#### Task brief
Recast the entries below as a numbered list, starting at the first line and ending at the line that contains "cell-recurrence: 1: [495, 452, 549, 490]". Leave out any blank lines.

§

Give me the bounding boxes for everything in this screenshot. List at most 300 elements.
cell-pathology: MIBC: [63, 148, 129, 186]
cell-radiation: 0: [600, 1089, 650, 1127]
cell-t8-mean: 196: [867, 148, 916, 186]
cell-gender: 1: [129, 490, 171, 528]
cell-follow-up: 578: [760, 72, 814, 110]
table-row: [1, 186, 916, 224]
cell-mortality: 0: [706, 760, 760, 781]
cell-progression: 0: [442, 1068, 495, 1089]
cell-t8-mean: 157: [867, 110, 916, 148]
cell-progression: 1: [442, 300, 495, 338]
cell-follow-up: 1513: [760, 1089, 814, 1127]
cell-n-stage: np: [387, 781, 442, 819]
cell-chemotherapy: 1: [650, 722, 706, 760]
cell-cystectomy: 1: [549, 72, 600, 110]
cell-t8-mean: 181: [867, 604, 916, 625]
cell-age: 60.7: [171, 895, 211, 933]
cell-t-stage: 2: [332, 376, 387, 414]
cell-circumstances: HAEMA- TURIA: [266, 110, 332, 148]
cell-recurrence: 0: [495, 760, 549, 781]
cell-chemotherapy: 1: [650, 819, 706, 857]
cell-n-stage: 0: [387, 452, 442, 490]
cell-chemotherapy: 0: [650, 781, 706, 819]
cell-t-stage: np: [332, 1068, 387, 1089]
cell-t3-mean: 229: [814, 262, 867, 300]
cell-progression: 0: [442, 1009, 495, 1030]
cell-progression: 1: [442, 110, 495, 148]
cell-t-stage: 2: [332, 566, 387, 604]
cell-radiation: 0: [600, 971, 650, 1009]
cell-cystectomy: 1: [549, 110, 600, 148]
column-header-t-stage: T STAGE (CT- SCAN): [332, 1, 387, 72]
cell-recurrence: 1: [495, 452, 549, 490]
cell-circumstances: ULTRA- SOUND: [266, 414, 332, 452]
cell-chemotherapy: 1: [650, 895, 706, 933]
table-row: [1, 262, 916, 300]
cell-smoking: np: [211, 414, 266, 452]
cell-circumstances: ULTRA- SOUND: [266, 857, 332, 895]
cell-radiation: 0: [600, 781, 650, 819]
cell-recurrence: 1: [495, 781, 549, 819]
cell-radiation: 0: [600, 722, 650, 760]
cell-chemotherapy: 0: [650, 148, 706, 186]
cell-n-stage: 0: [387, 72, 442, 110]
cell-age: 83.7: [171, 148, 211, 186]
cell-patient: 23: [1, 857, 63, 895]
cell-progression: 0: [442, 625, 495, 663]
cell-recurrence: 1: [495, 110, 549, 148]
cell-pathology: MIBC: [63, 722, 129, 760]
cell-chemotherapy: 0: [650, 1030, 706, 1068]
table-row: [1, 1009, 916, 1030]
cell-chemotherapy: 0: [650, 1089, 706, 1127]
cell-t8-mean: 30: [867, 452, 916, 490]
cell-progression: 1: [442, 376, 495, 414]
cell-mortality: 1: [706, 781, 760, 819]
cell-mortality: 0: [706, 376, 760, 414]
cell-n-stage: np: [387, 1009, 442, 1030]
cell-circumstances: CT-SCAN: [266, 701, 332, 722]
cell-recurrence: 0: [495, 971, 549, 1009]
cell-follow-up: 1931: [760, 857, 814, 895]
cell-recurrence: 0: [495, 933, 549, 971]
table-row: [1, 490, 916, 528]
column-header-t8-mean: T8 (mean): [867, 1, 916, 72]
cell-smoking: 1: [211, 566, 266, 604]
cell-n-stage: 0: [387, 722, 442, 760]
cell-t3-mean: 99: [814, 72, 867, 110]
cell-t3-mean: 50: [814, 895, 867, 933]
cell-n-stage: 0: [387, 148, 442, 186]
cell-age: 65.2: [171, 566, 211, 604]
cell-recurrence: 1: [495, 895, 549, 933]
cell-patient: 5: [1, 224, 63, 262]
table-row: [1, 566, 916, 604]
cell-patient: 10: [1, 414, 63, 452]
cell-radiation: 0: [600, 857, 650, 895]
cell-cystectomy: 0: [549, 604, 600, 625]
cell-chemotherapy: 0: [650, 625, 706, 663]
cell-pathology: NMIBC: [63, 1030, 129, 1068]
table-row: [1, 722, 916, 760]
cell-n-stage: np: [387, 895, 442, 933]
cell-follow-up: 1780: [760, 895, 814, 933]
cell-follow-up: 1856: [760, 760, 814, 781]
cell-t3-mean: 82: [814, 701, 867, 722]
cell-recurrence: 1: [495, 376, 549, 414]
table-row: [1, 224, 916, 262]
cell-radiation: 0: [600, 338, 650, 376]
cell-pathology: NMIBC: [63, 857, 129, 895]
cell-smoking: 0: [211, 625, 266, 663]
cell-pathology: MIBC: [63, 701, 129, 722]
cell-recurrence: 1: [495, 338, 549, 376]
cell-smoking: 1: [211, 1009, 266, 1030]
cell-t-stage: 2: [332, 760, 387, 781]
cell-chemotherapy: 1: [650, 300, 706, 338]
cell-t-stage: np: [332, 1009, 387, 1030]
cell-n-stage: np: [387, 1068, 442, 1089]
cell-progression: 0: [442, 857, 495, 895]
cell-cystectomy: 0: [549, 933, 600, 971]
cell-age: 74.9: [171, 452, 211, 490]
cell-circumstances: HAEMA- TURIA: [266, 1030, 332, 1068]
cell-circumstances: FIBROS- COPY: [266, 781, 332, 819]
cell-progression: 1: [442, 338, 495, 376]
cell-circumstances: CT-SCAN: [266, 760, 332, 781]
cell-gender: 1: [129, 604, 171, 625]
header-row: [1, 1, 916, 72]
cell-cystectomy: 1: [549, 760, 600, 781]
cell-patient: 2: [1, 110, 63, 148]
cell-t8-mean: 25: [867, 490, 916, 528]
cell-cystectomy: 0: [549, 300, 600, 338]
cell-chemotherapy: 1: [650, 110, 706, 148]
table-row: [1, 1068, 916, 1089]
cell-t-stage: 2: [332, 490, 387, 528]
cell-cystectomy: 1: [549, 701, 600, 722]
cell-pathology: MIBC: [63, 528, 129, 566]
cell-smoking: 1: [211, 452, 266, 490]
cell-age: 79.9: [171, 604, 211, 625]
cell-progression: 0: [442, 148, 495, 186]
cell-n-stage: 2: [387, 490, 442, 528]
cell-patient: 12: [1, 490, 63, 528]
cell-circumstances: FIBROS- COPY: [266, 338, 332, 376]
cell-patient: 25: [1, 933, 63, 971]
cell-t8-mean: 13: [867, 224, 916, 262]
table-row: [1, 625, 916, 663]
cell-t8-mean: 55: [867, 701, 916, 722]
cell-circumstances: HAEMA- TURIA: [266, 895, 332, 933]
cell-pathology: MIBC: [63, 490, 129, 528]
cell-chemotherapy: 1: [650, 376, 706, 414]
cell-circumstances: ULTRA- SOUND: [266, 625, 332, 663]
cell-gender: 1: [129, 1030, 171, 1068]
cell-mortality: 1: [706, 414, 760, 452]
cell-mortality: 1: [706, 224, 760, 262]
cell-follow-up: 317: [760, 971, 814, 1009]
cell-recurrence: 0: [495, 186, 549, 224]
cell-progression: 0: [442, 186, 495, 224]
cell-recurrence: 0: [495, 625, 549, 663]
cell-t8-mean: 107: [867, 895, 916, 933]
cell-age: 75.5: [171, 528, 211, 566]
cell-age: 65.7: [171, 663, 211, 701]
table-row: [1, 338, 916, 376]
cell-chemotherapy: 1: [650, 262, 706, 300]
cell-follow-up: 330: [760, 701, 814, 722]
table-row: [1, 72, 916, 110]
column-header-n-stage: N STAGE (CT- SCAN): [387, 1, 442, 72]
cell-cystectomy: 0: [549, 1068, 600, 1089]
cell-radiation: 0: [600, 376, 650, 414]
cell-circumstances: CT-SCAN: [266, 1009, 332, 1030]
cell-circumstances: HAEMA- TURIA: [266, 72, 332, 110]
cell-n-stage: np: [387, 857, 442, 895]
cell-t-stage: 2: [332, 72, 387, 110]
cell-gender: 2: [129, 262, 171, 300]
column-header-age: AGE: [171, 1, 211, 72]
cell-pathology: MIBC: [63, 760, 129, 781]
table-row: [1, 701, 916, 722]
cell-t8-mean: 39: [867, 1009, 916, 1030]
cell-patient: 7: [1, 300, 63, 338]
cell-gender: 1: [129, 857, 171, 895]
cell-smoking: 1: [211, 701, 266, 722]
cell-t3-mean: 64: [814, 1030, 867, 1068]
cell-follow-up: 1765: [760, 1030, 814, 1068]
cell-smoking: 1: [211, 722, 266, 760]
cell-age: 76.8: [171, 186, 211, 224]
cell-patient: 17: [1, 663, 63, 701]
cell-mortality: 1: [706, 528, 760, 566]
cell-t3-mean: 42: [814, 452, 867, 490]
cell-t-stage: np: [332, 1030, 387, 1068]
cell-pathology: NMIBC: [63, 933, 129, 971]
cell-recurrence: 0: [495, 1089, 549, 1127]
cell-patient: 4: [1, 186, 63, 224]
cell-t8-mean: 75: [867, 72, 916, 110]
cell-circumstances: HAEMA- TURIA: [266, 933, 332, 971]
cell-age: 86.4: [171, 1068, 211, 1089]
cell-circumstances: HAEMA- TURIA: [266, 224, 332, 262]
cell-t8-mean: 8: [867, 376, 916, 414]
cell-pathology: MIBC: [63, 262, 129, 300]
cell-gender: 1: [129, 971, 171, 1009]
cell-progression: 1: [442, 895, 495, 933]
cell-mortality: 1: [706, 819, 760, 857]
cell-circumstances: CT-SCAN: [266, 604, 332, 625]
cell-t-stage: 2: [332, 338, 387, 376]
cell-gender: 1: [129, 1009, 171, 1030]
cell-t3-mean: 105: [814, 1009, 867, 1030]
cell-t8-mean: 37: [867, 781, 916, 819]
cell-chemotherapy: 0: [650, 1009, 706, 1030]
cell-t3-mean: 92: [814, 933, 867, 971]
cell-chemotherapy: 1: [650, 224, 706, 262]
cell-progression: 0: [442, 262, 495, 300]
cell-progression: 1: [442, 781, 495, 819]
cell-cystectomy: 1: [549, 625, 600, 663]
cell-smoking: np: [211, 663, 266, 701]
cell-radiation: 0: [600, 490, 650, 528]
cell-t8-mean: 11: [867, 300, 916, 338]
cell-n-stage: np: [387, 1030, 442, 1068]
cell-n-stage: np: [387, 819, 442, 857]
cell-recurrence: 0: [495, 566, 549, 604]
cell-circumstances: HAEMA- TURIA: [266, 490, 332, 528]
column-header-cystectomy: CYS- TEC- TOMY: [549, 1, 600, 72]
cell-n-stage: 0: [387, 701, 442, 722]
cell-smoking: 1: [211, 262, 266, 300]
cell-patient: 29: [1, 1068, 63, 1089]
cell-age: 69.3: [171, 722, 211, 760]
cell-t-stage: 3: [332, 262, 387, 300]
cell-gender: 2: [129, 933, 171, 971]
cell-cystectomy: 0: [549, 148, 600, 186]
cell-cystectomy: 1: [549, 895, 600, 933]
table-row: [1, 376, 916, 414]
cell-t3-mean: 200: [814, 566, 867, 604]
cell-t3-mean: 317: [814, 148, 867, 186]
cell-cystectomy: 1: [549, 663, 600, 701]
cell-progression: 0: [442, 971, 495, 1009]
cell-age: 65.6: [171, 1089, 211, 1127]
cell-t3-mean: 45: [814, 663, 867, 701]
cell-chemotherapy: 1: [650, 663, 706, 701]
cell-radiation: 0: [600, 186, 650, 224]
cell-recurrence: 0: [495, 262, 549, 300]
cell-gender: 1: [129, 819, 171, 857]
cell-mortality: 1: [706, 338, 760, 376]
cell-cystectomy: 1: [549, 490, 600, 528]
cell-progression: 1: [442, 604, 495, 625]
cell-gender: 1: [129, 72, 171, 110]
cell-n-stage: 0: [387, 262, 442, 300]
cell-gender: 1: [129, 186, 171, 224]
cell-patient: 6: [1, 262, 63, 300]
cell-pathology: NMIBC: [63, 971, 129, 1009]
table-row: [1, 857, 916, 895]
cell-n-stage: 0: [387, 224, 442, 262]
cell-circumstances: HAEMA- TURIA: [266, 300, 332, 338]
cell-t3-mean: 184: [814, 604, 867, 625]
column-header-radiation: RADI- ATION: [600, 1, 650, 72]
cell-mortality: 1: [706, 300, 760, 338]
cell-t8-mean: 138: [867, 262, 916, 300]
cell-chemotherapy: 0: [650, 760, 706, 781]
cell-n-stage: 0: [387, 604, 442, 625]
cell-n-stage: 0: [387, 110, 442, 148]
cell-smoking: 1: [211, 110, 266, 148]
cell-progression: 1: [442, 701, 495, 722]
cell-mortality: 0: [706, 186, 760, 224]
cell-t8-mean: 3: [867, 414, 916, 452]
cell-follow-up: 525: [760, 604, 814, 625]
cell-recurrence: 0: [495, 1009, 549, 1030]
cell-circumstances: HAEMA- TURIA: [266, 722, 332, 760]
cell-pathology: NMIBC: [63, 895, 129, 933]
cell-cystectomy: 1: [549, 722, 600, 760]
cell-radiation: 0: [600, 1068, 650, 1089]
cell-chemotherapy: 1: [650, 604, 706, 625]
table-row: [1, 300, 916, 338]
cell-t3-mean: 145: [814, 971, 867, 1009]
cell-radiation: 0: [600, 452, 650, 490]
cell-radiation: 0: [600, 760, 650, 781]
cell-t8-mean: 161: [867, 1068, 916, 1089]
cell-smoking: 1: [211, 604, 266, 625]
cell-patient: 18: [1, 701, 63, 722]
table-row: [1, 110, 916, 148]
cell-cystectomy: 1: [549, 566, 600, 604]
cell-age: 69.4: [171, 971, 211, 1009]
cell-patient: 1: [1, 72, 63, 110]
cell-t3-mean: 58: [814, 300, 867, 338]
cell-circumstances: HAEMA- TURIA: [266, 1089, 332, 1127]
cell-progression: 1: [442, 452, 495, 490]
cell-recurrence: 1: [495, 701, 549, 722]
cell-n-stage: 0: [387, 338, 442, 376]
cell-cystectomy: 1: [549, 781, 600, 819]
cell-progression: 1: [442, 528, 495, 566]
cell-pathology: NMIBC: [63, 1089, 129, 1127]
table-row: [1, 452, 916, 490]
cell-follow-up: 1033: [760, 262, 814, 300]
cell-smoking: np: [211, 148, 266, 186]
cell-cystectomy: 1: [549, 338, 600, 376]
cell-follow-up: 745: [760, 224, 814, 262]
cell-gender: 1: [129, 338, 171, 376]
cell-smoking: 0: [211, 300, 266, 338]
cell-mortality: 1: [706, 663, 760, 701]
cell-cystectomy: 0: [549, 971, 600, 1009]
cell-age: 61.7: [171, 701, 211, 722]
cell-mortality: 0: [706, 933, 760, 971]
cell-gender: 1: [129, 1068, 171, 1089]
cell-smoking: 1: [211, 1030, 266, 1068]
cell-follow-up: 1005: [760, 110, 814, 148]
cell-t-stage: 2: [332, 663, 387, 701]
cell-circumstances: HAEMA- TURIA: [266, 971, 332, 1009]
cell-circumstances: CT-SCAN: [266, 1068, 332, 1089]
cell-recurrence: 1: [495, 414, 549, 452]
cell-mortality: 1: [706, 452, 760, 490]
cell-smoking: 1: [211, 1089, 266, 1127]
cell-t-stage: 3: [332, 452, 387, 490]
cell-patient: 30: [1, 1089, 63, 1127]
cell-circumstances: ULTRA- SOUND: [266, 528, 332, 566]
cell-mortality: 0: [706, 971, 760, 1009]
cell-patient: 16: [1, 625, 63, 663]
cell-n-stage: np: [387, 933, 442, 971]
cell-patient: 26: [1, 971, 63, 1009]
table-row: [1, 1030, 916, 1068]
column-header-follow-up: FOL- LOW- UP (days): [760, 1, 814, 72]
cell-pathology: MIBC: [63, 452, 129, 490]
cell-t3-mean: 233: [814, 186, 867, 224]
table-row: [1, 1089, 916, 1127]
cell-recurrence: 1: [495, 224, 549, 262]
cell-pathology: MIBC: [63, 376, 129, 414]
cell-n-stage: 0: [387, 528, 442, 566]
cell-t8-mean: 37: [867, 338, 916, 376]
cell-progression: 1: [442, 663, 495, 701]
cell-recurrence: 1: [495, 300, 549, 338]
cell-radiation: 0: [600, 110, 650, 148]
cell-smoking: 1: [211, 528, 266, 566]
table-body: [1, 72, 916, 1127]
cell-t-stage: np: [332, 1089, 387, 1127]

§

#### Written solution
1. Give me the bounding boxes for everything in this screenshot. List at most 300 elements.
2. cell-pathology: MIBC: [63, 148, 129, 186]
3. cell-radiation: 0: [600, 1089, 650, 1127]
4. cell-t8-mean: 196: [867, 148, 916, 186]
5. cell-gender: 1: [129, 490, 171, 528]
6. cell-follow-up: 578: [760, 72, 814, 110]
7. table-row: [1, 186, 916, 224]
8. cell-mortality: 0: [706, 760, 760, 781]
9. cell-progression: 0: [442, 1068, 495, 1089]
10. cell-t8-mean: 157: [867, 110, 916, 148]
11. cell-progression: 1: [442, 300, 495, 338]
12. cell-follow-up: 1513: [760, 1089, 814, 1127]
13. cell-n-stage: np: [387, 781, 442, 819]
14. cell-chemotherapy: 1: [650, 722, 706, 760]
15. cell-cystectomy: 1: [549, 72, 600, 110]
16. cell-t8-mean: 181: [867, 604, 916, 625]
17. cell-age: 60.7: [171, 895, 211, 933]
18. cell-t-stage: 2: [332, 376, 387, 414]
19. cell-circumstances: HAEMA- TURIA: [266, 110, 332, 148]
20. cell-recurrence: 0: [495, 760, 549, 781]
21. cell-chemotherapy: 1: [650, 819, 706, 857]
22. cell-n-stage: 0: [387, 452, 442, 490]
23. cell-chemotherapy: 0: [650, 781, 706, 819]
24. cell-t-stage: np: [332, 1068, 387, 1089]
25. cell-t3-mean: 229: [814, 262, 867, 300]
26. cell-progression: 0: [442, 1009, 495, 1030]
27. cell-progression: 1: [442, 110, 495, 148]
28. cell-t-stage: 2: [332, 566, 387, 604]
29. cell-radiation: 0: [600, 971, 650, 1009]
30. cell-cystectomy: 1: [549, 110, 600, 148]
31. column-header-t-stage: T STAGE (CT- SCAN): [332, 1, 387, 72]
32. cell-recurrence: 1: [495, 452, 549, 490]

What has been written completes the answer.